** Start of MATERIAL SHOWN **

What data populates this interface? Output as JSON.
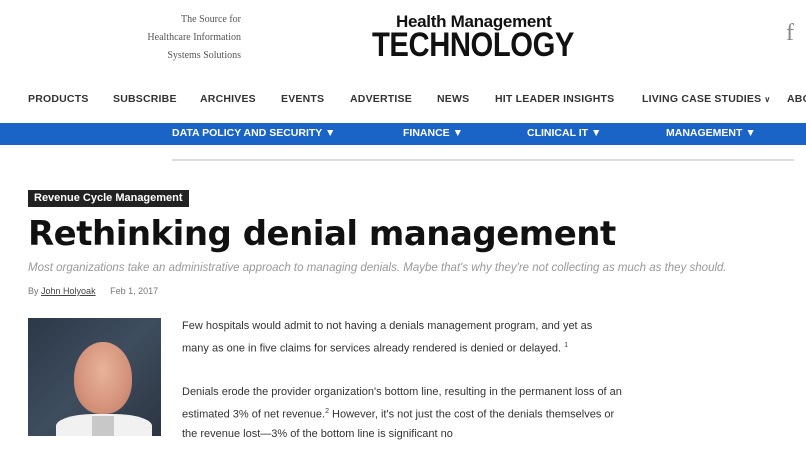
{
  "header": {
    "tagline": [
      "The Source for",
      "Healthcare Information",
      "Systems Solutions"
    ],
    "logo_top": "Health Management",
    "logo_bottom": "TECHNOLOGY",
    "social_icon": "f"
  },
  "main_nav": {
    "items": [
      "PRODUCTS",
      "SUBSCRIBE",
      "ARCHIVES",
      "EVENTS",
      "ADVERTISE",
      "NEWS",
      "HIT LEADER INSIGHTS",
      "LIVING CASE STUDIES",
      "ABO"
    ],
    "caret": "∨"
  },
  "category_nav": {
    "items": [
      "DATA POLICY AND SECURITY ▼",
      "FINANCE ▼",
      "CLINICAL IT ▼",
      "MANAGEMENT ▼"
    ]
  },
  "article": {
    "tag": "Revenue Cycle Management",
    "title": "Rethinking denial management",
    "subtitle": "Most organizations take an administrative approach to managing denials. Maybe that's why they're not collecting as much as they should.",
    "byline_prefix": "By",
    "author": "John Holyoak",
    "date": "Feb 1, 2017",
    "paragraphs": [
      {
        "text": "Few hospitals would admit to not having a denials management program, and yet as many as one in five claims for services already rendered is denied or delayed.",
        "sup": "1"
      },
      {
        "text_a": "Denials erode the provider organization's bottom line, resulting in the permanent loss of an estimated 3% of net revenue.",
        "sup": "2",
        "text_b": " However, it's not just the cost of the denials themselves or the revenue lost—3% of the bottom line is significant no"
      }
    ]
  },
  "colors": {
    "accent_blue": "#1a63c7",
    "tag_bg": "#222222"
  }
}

** End of MATERIAL SHOWN **
** Start of MATERIAL SHOWN **

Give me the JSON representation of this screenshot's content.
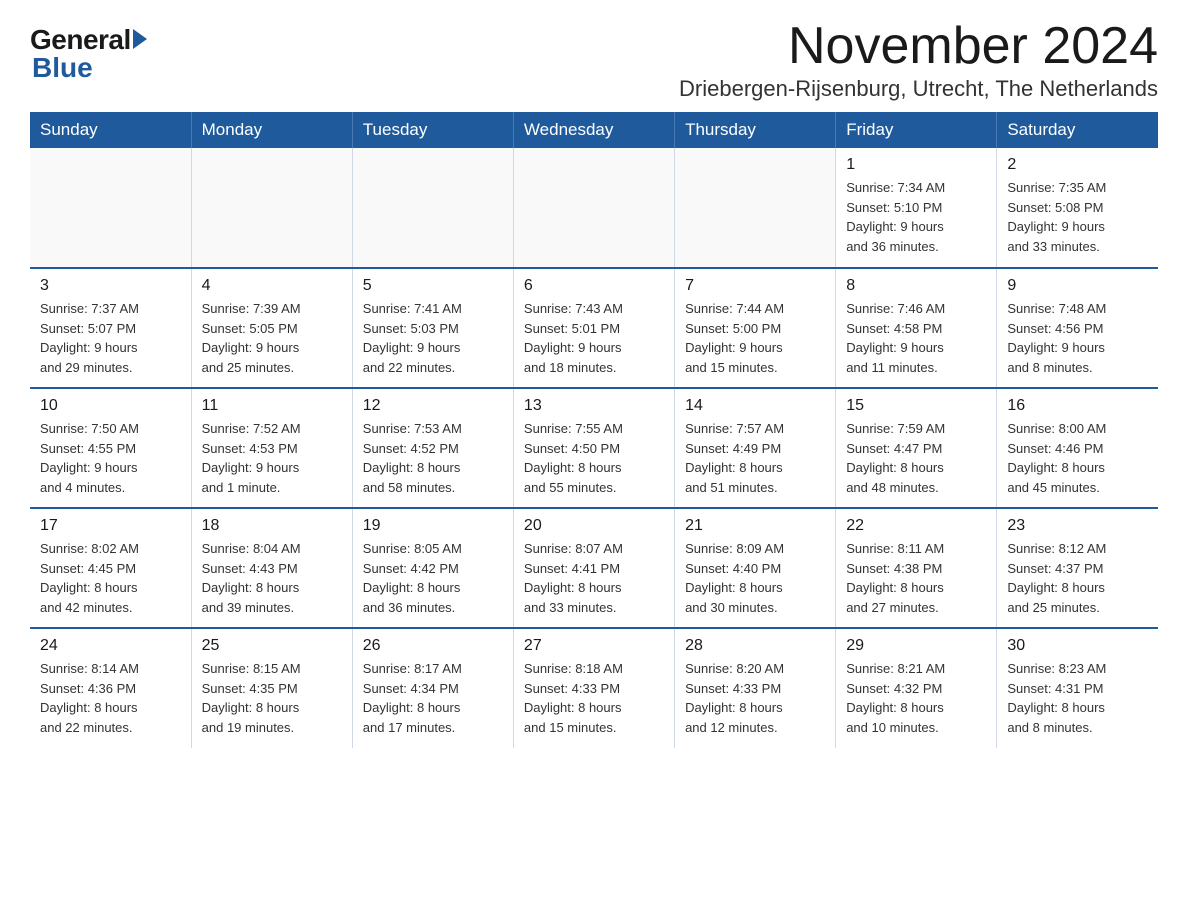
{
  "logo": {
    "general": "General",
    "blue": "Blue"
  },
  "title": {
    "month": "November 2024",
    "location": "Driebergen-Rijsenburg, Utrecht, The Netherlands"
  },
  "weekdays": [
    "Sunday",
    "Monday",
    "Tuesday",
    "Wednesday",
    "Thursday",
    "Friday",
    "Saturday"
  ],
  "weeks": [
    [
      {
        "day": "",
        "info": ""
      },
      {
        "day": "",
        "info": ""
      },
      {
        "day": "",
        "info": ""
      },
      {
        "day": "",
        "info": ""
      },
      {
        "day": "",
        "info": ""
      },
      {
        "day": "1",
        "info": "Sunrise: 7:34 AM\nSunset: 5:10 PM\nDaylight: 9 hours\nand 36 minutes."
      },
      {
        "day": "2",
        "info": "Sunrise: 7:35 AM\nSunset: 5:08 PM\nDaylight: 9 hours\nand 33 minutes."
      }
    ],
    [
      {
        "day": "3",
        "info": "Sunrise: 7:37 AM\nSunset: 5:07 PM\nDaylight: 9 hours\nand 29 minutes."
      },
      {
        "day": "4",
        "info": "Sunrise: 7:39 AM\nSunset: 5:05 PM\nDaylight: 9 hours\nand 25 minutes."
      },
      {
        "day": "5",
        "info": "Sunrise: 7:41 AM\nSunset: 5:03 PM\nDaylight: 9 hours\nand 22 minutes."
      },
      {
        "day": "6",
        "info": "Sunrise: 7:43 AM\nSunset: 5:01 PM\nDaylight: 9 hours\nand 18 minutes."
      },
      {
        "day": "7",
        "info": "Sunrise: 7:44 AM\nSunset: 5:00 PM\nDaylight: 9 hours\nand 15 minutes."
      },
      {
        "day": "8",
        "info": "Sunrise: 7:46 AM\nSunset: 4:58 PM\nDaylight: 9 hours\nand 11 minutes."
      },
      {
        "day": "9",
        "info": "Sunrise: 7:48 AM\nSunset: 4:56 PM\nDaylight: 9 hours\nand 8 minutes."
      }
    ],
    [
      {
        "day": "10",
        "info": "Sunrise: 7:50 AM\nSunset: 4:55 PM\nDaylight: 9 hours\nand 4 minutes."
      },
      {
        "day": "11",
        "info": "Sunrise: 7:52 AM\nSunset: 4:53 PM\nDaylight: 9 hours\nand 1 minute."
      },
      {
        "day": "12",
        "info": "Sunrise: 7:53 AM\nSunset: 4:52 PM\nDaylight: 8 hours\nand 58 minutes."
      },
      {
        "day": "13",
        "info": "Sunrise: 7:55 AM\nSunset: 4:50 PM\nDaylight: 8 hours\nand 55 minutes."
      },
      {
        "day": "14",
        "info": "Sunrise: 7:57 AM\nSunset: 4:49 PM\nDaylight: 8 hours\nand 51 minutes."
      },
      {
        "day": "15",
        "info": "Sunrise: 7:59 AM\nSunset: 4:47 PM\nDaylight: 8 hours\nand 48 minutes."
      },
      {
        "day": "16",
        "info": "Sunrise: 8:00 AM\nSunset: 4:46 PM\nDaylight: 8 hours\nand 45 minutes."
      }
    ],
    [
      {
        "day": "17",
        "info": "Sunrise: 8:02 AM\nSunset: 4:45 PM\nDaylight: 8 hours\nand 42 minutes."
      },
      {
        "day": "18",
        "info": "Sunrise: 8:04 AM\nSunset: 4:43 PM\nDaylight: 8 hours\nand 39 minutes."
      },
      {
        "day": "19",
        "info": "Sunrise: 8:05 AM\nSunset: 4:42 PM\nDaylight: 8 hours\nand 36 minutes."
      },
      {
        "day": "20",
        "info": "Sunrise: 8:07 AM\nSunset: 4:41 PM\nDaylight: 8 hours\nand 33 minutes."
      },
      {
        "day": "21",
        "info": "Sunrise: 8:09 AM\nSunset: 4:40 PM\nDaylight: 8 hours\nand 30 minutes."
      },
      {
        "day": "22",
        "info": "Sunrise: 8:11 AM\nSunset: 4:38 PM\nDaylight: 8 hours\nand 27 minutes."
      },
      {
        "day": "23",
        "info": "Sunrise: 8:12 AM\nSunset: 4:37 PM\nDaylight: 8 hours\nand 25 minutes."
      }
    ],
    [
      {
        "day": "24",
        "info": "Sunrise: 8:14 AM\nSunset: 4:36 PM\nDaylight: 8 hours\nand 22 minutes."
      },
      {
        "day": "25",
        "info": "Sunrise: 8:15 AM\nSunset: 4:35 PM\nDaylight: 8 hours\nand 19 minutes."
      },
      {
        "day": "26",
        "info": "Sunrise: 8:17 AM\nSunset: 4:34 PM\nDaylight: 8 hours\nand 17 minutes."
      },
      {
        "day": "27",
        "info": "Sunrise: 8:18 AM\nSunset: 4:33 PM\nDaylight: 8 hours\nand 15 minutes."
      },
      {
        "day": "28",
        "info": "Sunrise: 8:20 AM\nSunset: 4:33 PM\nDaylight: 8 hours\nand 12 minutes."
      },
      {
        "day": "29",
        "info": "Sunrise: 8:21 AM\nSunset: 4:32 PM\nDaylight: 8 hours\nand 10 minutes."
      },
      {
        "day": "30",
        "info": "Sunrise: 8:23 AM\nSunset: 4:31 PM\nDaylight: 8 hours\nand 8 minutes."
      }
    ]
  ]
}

** End of MATERIAL SHOWN **

- [STATED GOAL]: Find every line containing the word "this", then give the total and nothing more.

- [REPLY TO THE EXERCISE]: 2